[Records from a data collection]
------------------------

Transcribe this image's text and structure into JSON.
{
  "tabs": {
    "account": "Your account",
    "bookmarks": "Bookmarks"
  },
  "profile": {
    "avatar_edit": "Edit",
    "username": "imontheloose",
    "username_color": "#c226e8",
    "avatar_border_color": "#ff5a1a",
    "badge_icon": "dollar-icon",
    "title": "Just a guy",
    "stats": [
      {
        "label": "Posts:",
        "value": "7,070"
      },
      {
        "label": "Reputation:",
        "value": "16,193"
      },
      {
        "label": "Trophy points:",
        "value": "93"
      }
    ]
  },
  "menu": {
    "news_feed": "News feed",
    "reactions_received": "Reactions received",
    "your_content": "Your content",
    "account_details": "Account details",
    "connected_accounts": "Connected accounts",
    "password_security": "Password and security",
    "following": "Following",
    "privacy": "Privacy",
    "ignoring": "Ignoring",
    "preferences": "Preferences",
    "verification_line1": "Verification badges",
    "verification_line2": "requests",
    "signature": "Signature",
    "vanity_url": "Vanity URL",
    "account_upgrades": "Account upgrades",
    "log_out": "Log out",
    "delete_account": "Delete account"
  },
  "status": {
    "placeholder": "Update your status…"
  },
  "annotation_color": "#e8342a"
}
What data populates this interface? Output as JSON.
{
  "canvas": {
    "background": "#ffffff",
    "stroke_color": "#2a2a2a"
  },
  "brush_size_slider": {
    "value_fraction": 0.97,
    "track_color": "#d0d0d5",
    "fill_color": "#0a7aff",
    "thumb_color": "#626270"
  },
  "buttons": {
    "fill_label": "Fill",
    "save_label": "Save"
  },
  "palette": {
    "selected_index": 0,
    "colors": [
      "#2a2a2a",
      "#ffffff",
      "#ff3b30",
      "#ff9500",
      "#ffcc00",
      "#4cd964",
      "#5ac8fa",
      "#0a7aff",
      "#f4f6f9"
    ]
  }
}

------------------------

» Task: Find all lines holding the string "status" and copy them.

» Result for this task:
  "status": {
    "placeholder": "Update your status…"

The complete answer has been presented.